Return every one of the rows below word for word, with each line unchanged and in its original order.

>>>

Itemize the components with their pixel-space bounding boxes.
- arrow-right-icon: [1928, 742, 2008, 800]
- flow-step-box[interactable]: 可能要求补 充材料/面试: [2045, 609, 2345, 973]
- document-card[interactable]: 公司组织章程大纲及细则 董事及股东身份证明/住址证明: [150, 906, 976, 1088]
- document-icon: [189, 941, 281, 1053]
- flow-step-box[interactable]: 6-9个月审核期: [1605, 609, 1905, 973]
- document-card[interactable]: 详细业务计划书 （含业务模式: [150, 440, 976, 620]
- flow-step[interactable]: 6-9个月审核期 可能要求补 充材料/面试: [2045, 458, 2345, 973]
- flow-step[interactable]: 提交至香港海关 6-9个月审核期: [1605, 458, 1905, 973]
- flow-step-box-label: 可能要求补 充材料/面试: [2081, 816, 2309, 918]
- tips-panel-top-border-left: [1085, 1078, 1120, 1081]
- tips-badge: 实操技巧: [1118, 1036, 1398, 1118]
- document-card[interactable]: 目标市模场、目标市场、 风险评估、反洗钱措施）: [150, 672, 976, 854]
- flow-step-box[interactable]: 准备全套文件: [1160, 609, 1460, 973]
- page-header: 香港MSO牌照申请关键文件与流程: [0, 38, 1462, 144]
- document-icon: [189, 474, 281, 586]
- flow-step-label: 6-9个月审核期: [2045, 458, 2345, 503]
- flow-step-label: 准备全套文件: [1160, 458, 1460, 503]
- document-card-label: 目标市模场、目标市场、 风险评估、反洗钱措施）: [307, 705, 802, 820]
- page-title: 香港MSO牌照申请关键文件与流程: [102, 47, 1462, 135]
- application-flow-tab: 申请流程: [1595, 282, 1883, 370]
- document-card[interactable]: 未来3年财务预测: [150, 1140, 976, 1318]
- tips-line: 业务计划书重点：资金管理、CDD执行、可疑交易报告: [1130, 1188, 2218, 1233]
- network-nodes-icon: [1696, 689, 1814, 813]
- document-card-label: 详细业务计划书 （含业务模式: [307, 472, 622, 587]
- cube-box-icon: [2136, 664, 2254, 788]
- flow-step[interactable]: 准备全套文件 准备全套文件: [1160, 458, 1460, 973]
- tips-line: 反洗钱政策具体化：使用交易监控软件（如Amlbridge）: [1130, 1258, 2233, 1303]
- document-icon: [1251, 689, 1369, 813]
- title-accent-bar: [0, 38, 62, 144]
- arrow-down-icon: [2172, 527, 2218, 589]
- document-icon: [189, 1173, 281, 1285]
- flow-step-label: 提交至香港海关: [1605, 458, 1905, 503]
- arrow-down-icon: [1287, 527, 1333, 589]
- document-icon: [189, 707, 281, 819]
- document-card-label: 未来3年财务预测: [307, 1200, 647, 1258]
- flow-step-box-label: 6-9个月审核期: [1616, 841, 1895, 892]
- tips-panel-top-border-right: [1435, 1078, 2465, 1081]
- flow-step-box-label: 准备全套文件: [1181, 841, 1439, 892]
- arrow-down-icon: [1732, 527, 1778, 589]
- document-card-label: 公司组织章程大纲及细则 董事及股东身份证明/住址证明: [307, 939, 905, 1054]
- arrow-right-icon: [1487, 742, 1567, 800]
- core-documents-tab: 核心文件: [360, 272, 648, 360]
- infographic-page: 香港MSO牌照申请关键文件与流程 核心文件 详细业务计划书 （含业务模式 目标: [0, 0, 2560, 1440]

<<<

■ SOLUTION ■
Itemize the components with their pixel-space bounding boxes.
- arrow-right-icon: [1928, 742, 2008, 800]
- flow-step-box[interactable]: 可能要求补 充材料/面试: [2045, 609, 2345, 973]
- document-card[interactable]: 公司组织章程大纲及细则 董事及股东身份证明/住址证明: [150, 906, 976, 1088]
- document-icon: [189, 941, 281, 1053]
- flow-step-box[interactable]: 6-9个月审核期: [1605, 609, 1905, 973]
- document-card[interactable]: 详细业务计划书 （含业务模式: [150, 440, 976, 620]
- flow-step[interactable]: 6-9个月审核期 可能要求补 充材料/面试: [2045, 458, 2345, 973]
- flow-step[interactable]: 提交至香港海关 6-9个月审核期: [1605, 458, 1905, 973]
- flow-step-box-label: 可能要求补 充材料/面试: [2081, 816, 2309, 918]
- tips-panel-top-border-left: [1085, 1078, 1120, 1081]
- tips-badge: 实操技巧: [1118, 1036, 1398, 1118]
- document-card[interactable]: 目标市模场、目标市场、 风险评估、反洗钱措施）: [150, 672, 976, 854]
- flow-step-box[interactable]: 准备全套文件: [1160, 609, 1460, 973]
- page-header: 香港MSO牌照申请关键文件与流程: [0, 38, 1462, 144]
- document-icon: [189, 474, 281, 586]
- flow-step-label: 6-9个月审核期: [2045, 458, 2345, 503]
- flow-step-label: 准备全套文件: [1160, 458, 1460, 503]
- document-card-label: 目标市模场、目标市场、 风险评估、反洗钱措施）: [307, 705, 802, 820]
- page-title: 香港MSO牌照申请关键文件与流程: [102, 47, 1462, 135]
- application-flow-tab: 申请流程: [1595, 282, 1883, 370]
- document-card[interactable]: 未来3年财务预测: [150, 1140, 976, 1318]
- tips-line: 业务计划书重点：资金管理、CDD执行、可疑交易报告: [1130, 1188, 2218, 1233]
- network-nodes-icon: [1696, 689, 1814, 813]
- document-card-label: 详细业务计划书 （含业务模式: [307, 472, 622, 587]
- cube-box-icon: [2136, 664, 2254, 788]
- flow-step[interactable]: 准备全套文件 准备全套文件: [1160, 458, 1460, 973]
- tips-line: 反洗钱政策具体化：使用交易监控软件（如Amlbridge）: [1130, 1258, 2233, 1303]
- document-icon: [1251, 689, 1369, 813]
- title-accent-bar: [0, 38, 62, 144]
- arrow-down-icon: [2172, 527, 2218, 589]
- document-icon: [189, 1173, 281, 1285]
- flow-step-label: 提交至香港海关: [1605, 458, 1905, 503]
- arrow-down-icon: [1287, 527, 1333, 589]
- document-icon: [189, 707, 281, 819]
- document-card-label: 未来3年财务预测: [307, 1200, 647, 1258]
- flow-step-box-label: 6-9个月审核期: [1616, 841, 1895, 892]
- tips-panel-top-border-right: [1435, 1078, 2465, 1081]
- flow-step-box-label: 准备全套文件: [1181, 841, 1439, 892]
- arrow-down-icon: [1732, 527, 1778, 589]
- document-card-label: 公司组织章程大纲及细则 董事及股东身份证明/住址证明: [307, 939, 905, 1054]
- arrow-right-icon: [1487, 742, 1567, 800]
- core-documents-tab: 核心文件: [360, 272, 648, 360]
- infographic-page: 香港MSO牌照申请关键文件与流程 核心文件 详细业务计划书 （含业务模式 目标: [0, 0, 2560, 1440]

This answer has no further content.